▶ Input:
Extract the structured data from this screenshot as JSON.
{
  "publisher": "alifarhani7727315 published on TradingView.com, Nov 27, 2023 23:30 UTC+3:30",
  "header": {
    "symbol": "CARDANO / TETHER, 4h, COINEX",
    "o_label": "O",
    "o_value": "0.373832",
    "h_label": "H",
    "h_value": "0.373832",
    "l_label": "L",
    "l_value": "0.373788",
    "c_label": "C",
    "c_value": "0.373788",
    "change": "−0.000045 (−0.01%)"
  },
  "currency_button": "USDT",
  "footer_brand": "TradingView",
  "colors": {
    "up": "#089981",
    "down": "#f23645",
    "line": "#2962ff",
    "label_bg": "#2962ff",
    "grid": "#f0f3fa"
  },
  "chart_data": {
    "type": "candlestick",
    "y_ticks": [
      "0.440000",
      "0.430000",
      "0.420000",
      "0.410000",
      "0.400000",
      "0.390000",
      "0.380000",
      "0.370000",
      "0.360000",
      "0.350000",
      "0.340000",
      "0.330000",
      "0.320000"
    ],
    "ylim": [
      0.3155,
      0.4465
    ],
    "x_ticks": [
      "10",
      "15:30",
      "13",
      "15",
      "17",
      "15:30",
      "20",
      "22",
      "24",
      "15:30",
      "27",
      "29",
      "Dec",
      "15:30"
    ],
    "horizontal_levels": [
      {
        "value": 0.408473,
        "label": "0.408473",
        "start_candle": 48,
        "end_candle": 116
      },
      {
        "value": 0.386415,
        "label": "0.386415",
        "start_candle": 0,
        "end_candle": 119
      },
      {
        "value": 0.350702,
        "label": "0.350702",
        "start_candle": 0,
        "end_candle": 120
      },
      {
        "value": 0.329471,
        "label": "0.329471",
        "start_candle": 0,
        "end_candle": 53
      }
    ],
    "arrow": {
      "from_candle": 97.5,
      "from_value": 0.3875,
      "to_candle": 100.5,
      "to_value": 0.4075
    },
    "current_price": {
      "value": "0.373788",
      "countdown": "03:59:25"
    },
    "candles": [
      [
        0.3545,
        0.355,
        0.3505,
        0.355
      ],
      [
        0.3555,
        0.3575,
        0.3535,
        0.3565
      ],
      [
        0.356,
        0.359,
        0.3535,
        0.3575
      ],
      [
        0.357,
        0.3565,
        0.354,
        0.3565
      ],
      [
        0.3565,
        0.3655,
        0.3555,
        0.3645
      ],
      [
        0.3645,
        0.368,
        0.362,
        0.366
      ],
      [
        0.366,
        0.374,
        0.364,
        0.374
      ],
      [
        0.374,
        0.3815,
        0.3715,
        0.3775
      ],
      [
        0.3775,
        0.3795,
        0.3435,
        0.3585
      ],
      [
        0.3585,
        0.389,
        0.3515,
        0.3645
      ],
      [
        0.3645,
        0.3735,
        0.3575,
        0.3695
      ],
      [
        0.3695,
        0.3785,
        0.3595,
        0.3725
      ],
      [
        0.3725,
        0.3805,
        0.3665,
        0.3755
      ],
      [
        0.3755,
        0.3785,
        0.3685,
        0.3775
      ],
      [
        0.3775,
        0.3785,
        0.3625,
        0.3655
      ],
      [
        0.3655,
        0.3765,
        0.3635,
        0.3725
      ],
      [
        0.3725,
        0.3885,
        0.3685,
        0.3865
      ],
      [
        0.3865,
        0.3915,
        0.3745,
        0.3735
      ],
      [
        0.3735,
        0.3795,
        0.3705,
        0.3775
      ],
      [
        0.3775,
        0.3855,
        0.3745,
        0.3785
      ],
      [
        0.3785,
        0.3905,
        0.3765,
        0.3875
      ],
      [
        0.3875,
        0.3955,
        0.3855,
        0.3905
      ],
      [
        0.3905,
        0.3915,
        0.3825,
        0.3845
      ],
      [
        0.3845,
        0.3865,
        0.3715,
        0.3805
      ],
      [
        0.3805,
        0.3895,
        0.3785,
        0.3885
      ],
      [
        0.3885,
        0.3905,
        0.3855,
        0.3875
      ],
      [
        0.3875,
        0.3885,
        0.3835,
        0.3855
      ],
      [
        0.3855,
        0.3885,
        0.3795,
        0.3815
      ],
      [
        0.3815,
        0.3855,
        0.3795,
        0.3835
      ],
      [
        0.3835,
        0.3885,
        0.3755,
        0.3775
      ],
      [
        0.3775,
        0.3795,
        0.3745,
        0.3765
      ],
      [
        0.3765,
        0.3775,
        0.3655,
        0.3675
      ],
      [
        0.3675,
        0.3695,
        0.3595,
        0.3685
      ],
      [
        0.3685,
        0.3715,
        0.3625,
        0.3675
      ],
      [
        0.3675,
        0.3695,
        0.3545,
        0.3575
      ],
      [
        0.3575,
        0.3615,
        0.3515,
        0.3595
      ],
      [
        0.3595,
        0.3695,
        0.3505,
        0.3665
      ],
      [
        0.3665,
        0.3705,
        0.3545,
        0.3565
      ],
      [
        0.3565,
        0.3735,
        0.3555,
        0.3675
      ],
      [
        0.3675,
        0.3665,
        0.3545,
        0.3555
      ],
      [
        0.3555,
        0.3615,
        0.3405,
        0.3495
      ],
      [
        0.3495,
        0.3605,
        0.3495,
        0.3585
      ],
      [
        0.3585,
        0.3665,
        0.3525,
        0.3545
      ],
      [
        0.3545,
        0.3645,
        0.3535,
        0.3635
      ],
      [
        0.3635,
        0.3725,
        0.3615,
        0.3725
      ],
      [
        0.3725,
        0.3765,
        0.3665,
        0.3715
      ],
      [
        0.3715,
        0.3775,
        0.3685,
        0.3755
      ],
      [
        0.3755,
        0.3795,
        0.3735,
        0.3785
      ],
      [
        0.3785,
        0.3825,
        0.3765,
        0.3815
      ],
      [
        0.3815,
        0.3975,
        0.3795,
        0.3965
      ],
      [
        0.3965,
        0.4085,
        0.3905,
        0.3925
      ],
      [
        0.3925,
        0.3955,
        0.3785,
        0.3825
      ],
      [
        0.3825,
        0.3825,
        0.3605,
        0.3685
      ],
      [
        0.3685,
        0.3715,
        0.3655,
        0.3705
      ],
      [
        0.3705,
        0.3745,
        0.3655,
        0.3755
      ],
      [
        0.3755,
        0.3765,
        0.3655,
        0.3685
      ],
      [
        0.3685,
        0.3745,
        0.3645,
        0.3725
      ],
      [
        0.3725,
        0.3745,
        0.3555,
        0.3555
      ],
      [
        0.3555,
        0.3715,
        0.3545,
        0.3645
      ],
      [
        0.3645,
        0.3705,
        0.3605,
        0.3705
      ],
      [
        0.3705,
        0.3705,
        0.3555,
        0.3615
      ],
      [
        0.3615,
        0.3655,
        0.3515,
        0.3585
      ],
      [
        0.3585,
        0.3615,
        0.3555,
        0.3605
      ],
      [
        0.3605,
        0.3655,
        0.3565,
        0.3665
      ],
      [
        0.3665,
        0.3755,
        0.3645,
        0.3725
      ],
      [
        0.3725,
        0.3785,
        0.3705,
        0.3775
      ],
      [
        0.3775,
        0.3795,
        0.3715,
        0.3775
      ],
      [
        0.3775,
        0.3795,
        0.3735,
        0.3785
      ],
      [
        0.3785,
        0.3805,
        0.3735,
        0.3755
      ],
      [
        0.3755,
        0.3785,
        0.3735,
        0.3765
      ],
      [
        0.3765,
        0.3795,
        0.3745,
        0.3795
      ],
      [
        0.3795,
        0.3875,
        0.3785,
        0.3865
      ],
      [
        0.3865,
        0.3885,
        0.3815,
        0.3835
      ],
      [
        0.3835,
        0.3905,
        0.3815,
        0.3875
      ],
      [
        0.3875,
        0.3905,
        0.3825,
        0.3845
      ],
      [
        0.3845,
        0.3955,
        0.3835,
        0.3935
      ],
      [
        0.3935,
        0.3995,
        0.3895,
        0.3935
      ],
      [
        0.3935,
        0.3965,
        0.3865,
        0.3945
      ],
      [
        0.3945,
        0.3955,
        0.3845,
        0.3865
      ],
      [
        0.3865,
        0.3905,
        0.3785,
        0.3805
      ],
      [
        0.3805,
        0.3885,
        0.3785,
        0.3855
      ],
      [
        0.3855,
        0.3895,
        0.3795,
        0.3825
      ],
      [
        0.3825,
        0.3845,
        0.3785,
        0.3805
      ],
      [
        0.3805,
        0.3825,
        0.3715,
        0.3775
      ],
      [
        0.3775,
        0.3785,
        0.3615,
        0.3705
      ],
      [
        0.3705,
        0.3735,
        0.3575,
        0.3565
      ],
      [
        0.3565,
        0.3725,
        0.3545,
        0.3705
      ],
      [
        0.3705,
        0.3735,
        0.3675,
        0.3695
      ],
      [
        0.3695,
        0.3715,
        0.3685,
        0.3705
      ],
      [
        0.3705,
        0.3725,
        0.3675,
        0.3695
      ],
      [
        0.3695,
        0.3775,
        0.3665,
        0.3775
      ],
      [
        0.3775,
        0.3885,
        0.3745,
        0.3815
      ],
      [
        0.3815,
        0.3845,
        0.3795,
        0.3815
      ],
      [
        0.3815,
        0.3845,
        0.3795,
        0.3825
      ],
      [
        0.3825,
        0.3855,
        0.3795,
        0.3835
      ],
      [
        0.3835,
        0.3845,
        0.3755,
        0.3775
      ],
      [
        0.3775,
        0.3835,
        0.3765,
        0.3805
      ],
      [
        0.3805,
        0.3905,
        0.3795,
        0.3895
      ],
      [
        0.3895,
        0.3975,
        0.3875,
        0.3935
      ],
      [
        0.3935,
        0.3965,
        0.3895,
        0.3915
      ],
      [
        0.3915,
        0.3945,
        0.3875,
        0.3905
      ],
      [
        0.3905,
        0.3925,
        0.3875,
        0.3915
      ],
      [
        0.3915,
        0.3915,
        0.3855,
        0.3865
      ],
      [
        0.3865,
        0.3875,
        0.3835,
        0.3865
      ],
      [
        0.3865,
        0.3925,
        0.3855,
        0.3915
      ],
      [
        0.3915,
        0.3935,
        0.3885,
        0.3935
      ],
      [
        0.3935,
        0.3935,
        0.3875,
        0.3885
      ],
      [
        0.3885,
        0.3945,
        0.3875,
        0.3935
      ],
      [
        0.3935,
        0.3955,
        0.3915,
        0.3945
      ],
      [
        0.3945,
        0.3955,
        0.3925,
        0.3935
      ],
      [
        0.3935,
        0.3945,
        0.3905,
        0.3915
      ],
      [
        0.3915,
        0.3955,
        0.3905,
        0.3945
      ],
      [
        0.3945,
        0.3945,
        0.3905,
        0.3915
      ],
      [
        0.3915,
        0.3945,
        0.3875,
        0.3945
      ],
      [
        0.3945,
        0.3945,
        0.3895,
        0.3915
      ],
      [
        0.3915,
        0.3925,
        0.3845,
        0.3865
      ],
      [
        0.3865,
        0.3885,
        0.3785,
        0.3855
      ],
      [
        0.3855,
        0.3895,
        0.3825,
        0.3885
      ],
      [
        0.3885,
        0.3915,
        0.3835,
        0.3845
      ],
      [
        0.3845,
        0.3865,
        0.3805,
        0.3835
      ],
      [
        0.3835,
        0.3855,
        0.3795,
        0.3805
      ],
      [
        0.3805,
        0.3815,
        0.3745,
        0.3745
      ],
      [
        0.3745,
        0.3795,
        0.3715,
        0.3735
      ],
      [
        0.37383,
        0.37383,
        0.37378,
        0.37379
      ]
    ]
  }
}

▶ Job:
Report how many lines contain "TradingView". Give nothing but the number.

▶ Result for this exercise:
2